**Problem to work on**
Set down the full listing exactly as given. Any pictures are to be left out.
--*--
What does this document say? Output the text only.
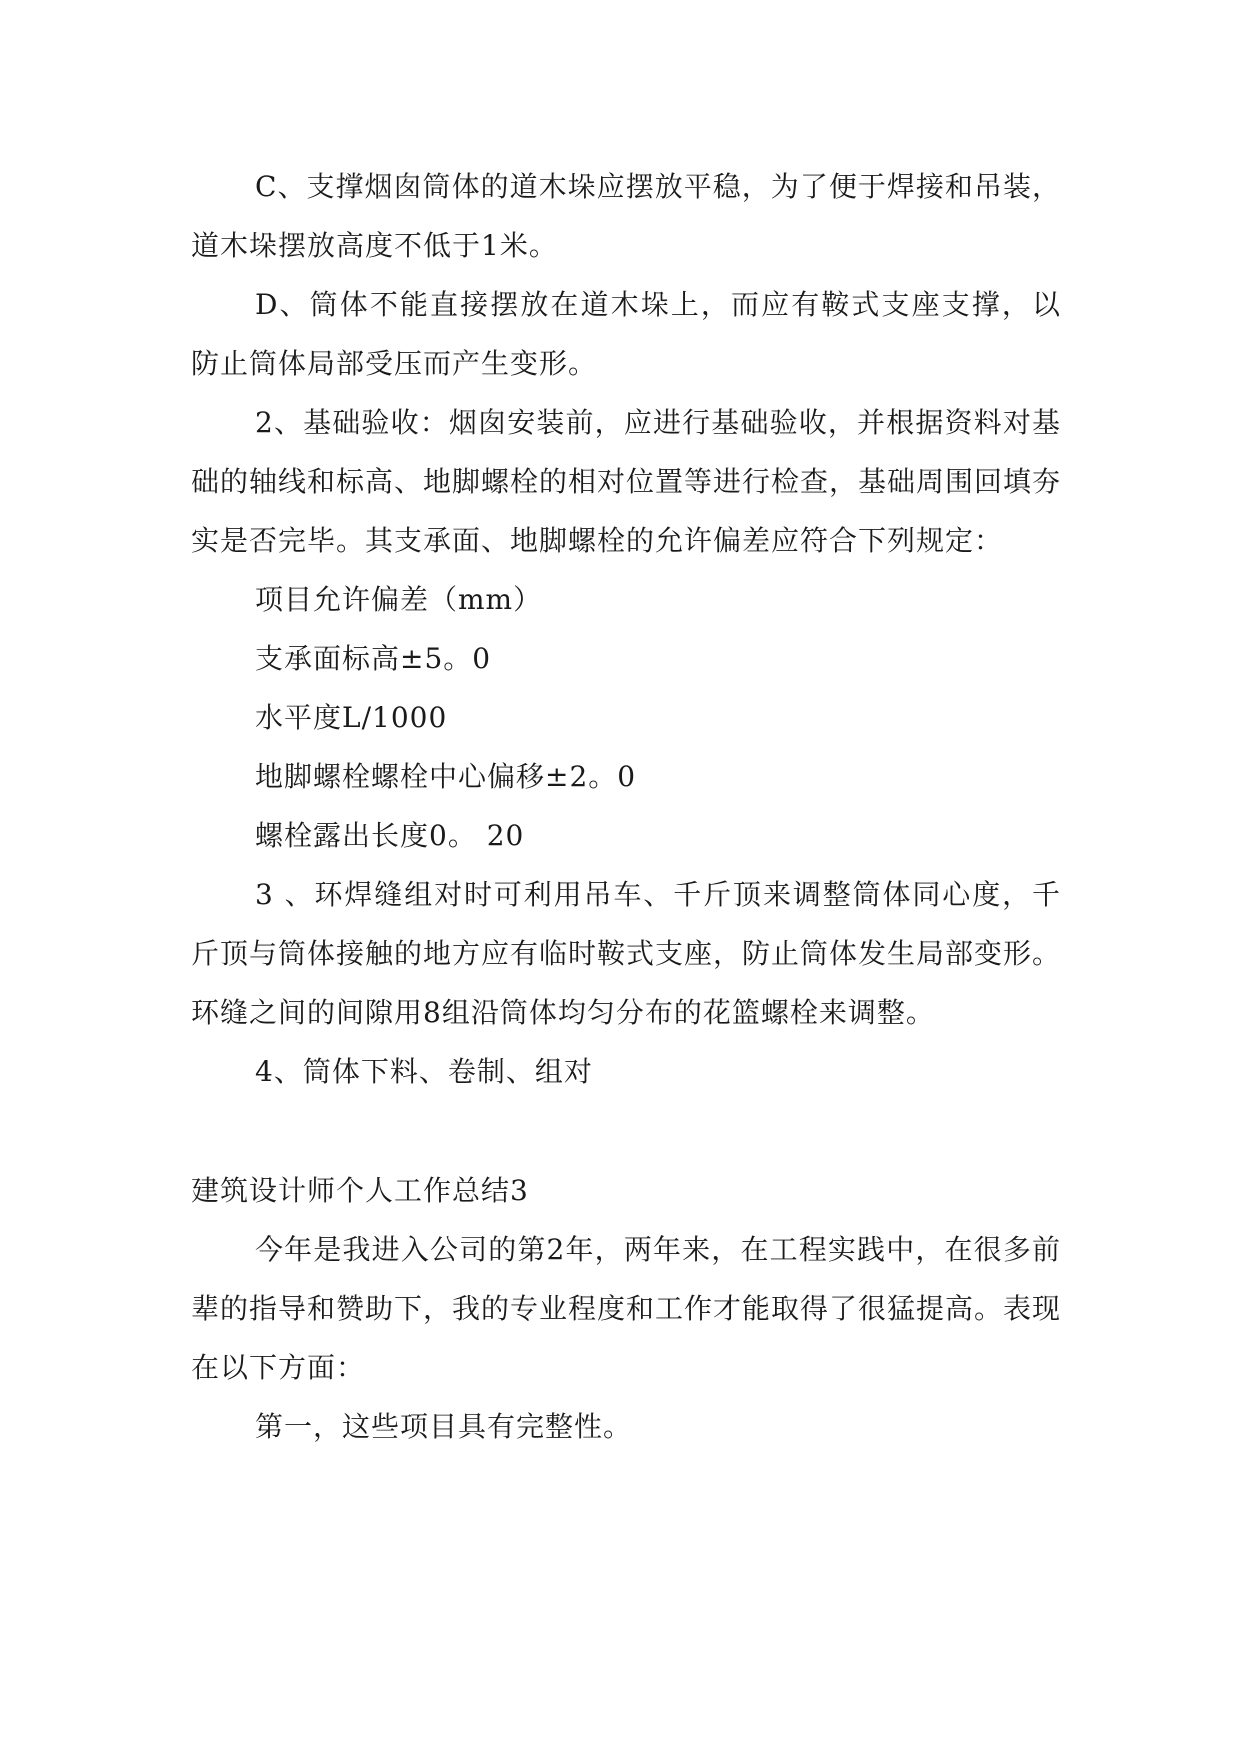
C、支撑烟囱筒体的道木垛应摆放平稳，为了便于焊接和吊装，道木垛摆放高度不低于1米。

D、筒体不能直接摆放在道木垛上，而应有鞍式支座支撑，以防止筒体局部受压而产生变形。

2、基础验收：烟囱安装前，应进行基础验收，并根据资料对基础的轴线和标高、地脚螺栓的相对位置等进行检查，基础周围回填夯实是否完毕。其支承面、地脚螺栓的允许偏差应符合下列规定：

项目允许偏差（mm）

支承面标高±5。0

水平度L/1000

地脚螺栓螺栓中心偏移±2。0

螺栓露出长度0。 20

3 、环焊缝组对时可利用吊车、千斤顶来调整筒体同心度，千斤顶与筒体接触的地方应有临时鞍式支座，防止筒体发生局部变形。环缝之间的间隙用8组沿筒体均匀分布的花篮螺栓来调整。

4、筒体下料、卷制、组对

建筑设计师个人工作总结3

今年是我进入公司的第2年，两年来，在工程实践中，在很多前辈的指导和赞助下，我的专业程度和工作才能取得了很猛提高。表现在以下方面：

第一，这些项目具有完整性。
--*--
**Expected answer**
What does this document say? Output the text only.
C、支撑烟囱筒体的道木垛应摆放平稳，为了便于焊接和吊装，道木垛摆放高度不低于1米。

D、筒体不能直接摆放在道木垛上，而应有鞍式支座支撑，以防止筒体局部受压而产生变形。

2、基础验收：烟囱安装前，应进行基础验收，并根据资料对基础的轴线和标高、地脚螺栓的相对位置等进行检查，基础周围回填夯实是否完毕。其支承面、地脚螺栓的允许偏差应符合下列规定：

项目允许偏差（mm）

支承面标高±5。0

水平度L/1000

地脚螺栓螺栓中心偏移±2。0

螺栓露出长度0。 20

3 、环焊缝组对时可利用吊车、千斤顶来调整筒体同心度，千斤顶与筒体接触的地方应有临时鞍式支座，防止筒体发生局部变形。环缝之间的间隙用8组沿筒体均匀分布的花篮螺栓来调整。

4、筒体下料、卷制、组对

建筑设计师个人工作总结3

今年是我进入公司的第2年，两年来，在工程实践中，在很多前辈的指导和赞助下，我的专业程度和工作才能取得了很猛提高。表现在以下方面：

第一，这些项目具有完整性。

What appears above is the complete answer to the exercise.